START

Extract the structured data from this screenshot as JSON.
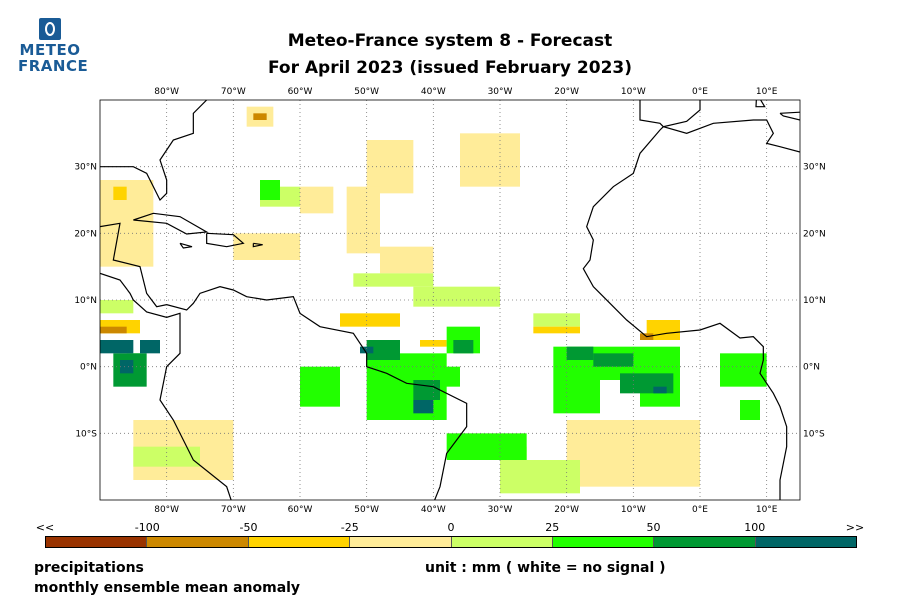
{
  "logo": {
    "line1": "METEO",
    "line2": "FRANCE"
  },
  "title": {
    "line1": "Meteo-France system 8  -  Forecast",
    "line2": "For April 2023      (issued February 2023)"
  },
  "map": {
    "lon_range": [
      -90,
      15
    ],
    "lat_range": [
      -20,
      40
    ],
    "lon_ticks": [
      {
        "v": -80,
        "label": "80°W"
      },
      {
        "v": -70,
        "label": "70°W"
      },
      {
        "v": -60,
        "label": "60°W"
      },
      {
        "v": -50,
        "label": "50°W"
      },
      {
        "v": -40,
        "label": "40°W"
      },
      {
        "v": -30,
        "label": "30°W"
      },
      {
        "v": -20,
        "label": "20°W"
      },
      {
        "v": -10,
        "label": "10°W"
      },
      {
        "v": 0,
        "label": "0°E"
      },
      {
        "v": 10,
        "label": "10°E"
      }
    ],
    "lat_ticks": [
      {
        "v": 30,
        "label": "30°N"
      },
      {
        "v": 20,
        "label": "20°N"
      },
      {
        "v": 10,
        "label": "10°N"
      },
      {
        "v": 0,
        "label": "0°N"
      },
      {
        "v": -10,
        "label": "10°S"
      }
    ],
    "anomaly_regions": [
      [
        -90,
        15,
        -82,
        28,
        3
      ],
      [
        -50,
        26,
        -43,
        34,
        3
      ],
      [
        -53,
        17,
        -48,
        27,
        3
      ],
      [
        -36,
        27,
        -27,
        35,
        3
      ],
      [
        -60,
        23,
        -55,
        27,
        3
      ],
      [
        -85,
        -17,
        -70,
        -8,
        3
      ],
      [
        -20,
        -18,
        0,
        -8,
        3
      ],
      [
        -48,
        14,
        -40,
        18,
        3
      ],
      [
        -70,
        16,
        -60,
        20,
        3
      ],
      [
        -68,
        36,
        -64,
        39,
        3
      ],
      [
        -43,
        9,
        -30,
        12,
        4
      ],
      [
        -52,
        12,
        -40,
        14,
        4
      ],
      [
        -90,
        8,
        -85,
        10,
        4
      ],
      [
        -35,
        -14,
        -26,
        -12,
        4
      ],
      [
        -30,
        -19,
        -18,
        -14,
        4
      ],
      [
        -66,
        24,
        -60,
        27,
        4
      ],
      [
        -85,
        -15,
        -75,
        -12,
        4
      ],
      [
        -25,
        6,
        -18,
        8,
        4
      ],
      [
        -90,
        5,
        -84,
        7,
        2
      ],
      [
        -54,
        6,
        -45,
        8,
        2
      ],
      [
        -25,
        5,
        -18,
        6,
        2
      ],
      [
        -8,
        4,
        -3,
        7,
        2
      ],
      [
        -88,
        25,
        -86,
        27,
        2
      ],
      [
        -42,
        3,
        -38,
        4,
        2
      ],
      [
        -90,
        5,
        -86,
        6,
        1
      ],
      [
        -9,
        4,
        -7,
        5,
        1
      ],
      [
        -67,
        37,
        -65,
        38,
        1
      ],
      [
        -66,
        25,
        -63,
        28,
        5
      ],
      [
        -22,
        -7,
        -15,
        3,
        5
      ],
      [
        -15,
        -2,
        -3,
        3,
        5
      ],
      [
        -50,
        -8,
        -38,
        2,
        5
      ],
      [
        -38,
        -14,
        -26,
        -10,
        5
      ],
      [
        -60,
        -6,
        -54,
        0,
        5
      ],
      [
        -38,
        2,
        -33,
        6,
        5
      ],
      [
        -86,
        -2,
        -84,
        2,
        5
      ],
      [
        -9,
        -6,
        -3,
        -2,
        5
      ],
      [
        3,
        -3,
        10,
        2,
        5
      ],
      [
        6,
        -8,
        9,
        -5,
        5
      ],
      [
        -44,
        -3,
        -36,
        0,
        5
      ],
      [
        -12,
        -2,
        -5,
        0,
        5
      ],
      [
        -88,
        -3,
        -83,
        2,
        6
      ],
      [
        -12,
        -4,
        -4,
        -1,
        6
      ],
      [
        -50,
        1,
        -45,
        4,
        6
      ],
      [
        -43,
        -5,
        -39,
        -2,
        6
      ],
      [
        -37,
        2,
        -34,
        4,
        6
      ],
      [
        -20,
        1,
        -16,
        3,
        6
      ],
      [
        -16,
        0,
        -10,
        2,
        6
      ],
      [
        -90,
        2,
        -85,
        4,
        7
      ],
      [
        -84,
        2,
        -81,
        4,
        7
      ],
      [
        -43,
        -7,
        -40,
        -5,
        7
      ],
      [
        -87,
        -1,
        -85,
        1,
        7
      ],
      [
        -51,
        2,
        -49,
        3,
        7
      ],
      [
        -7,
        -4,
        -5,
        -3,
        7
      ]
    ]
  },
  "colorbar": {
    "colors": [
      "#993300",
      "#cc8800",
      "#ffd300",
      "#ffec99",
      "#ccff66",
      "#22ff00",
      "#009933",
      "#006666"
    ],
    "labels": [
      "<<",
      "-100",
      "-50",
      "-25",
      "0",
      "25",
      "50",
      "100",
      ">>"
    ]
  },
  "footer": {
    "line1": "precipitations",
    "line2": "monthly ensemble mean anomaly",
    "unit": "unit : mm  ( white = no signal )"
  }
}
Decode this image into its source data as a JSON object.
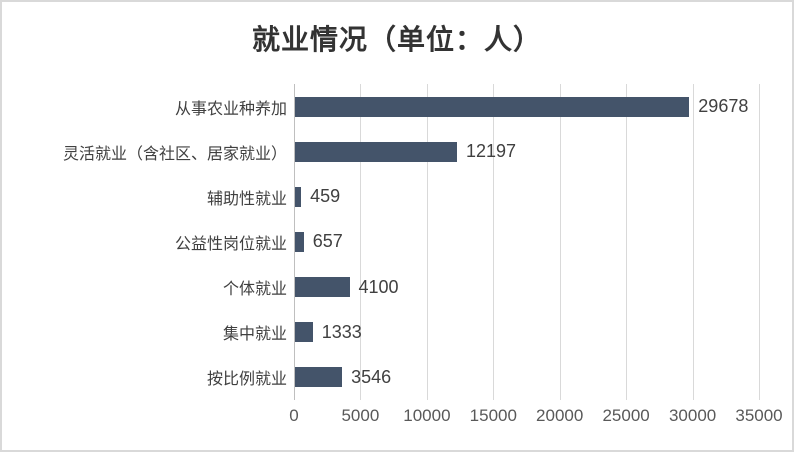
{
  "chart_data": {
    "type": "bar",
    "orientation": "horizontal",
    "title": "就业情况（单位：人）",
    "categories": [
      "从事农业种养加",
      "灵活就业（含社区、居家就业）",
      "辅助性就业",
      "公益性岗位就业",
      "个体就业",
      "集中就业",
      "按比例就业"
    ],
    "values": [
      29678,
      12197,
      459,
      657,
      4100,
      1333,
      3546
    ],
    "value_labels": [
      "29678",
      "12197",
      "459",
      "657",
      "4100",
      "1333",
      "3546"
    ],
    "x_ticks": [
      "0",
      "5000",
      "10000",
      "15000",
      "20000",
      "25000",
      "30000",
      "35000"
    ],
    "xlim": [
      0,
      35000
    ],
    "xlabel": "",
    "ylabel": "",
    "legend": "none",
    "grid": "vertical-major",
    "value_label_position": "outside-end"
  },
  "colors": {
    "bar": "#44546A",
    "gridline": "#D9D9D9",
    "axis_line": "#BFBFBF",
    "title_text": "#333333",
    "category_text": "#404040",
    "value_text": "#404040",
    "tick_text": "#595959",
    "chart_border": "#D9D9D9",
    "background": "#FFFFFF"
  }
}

END

Reproduce the material in full, word for word, and omit the pictures.

◆ SOLUTION
Extract the structured data from this screenshot as JSON.
{
  "logo": {
    "line1": "METEO",
    "line2": "FRANCE"
  },
  "title": {
    "line1": "Meteo-France system 8  -  Forecast",
    "line2": "For April 2023      (issued February 2023)"
  },
  "map": {
    "lon_range": [
      -90,
      15
    ],
    "lat_range": [
      -20,
      40
    ],
    "lon_ticks": [
      {
        "v": -80,
        "label": "80°W"
      },
      {
        "v": -70,
        "label": "70°W"
      },
      {
        "v": -60,
        "label": "60°W"
      },
      {
        "v": -50,
        "label": "50°W"
      },
      {
        "v": -40,
        "label": "40°W"
      },
      {
        "v": -30,
        "label": "30°W"
      },
      {
        "v": -20,
        "label": "20°W"
      },
      {
        "v": -10,
        "label": "10°W"
      },
      {
        "v": 0,
        "label": "0°E"
      },
      {
        "v": 10,
        "label": "10°E"
      }
    ],
    "lat_ticks": [
      {
        "v": 30,
        "label": "30°N"
      },
      {
        "v": 20,
        "label": "20°N"
      },
      {
        "v": 10,
        "label": "10°N"
      },
      {
        "v": 0,
        "label": "0°N"
      },
      {
        "v": -10,
        "label": "10°S"
      }
    ],
    "anomaly_regions": [
      [
        -90,
        15,
        -82,
        28,
        3
      ],
      [
        -50,
        26,
        -43,
        34,
        3
      ],
      [
        -53,
        17,
        -48,
        27,
        3
      ],
      [
        -36,
        27,
        -27,
        35,
        3
      ],
      [
        -60,
        23,
        -55,
        27,
        3
      ],
      [
        -85,
        -17,
        -70,
        -8,
        3
      ],
      [
        -20,
        -18,
        0,
        -8,
        3
      ],
      [
        -48,
        14,
        -40,
        18,
        3
      ],
      [
        -70,
        16,
        -60,
        20,
        3
      ],
      [
        -68,
        36,
        -64,
        39,
        3
      ],
      [
        -43,
        9,
        -30,
        12,
        4
      ],
      [
        -52,
        12,
        -40,
        14,
        4
      ],
      [
        -90,
        8,
        -85,
        10,
        4
      ],
      [
        -35,
        -14,
        -26,
        -12,
        4
      ],
      [
        -30,
        -19,
        -18,
        -14,
        4
      ],
      [
        -66,
        24,
        -60,
        27,
        4
      ],
      [
        -85,
        -15,
        -75,
        -12,
        4
      ],
      [
        -25,
        6,
        -18,
        8,
        4
      ],
      [
        -90,
        5,
        -84,
        7,
        2
      ],
      [
        -54,
        6,
        -45,
        8,
        2
      ],
      [
        -25,
        5,
        -18,
        6,
        2
      ],
      [
        -8,
        4,
        -3,
        7,
        2
      ],
      [
        -88,
        25,
        -86,
        27,
        2
      ],
      [
        -42,
        3,
        -38,
        4,
        2
      ],
      [
        -90,
        5,
        -86,
        6,
        1
      ],
      [
        -9,
        4,
        -7,
        5,
        1
      ],
      [
        -67,
        37,
        -65,
        38,
        1
      ],
      [
        -66,
        25,
        -63,
        28,
        5
      ],
      [
        -22,
        -7,
        -15,
        3,
        5
      ],
      [
        -15,
        -2,
        -3,
        3,
        5
      ],
      [
        -50,
        -8,
        -38,
        2,
        5
      ],
      [
        -38,
        -14,
        -26,
        -10,
        5
      ],
      [
        -60,
        -6,
        -54,
        0,
        5
      ],
      [
        -38,
        2,
        -33,
        6,
        5
      ],
      [
        -86,
        -2,
        -84,
        2,
        5
      ],
      [
        -9,
        -6,
        -3,
        -2,
        5
      ],
      [
        3,
        -3,
        10,
        2,
        5
      ],
      [
        6,
        -8,
        9,
        -5,
        5
      ],
      [
        -44,
        -3,
        -36,
        0,
        5
      ],
      [
        -12,
        -2,
        -5,
        0,
        5
      ],
      [
        -88,
        -3,
        -83,
        2,
        6
      ],
      [
        -12,
        -4,
        -4,
        -1,
        6
      ],
      [
        -50,
        1,
        -45,
        4,
        6
      ],
      [
        -43,
        -5,
        -39,
        -2,
        6
      ],
      [
        -37,
        2,
        -34,
        4,
        6
      ],
      [
        -20,
        1,
        -16,
        3,
        6
      ],
      [
        -16,
        0,
        -10,
        2,
        6
      ],
      [
        -90,
        2,
        -85,
        4,
        7
      ],
      [
        -84,
        2,
        -81,
        4,
        7
      ],
      [
        -43,
        -7,
        -40,
        -5,
        7
      ],
      [
        -87,
        -1,
        -85,
        1,
        7
      ],
      [
        -51,
        2,
        -49,
        3,
        7
      ],
      [
        -7,
        -4,
        -5,
        -3,
        7
      ]
    ]
  },
  "colorbar": {
    "colors": [
      "#993300",
      "#cc8800",
      "#ffd300",
      "#ffec99",
      "#ccff66",
      "#22ff00",
      "#009933",
      "#006666"
    ],
    "labels": [
      "<<",
      "-100",
      "-50",
      "-25",
      "0",
      "25",
      "50",
      "100",
      ">>"
    ]
  },
  "footer": {
    "line1": "precipitations",
    "line2": "monthly ensemble mean anomaly",
    "unit": "unit : mm  ( white = no signal )"
  }
}
Decode this image into its source data as a JSON object.
{
  "chart_data": {
    "type": "bar",
    "orientation": "horizontal",
    "title": "就业情况（单位：人）",
    "categories": [
      "从事农业种养加",
      "灵活就业（含社区、居家就业）",
      "辅助性就业",
      "公益性岗位就业",
      "个体就业",
      "集中就业",
      "按比例就业"
    ],
    "values": [
      29678,
      12197,
      459,
      657,
      4100,
      1333,
      3546
    ],
    "value_labels": [
      "29678",
      "12197",
      "459",
      "657",
      "4100",
      "1333",
      "3546"
    ],
    "x_ticks": [
      "0",
      "5000",
      "10000",
      "15000",
      "20000",
      "25000",
      "30000",
      "35000"
    ],
    "xlim": [
      0,
      35000
    ],
    "xlabel": "",
    "ylabel": "",
    "legend": "none",
    "grid": "vertical-major",
    "value_label_position": "outside-end"
  },
  "colors": {
    "bar": "#44546A",
    "gridline": "#D9D9D9",
    "axis_line": "#BFBFBF",
    "title_text": "#333333",
    "category_text": "#404040",
    "value_text": "#404040",
    "tick_text": "#595959",
    "chart_border": "#D9D9D9",
    "background": "#FFFFFF"
  }
}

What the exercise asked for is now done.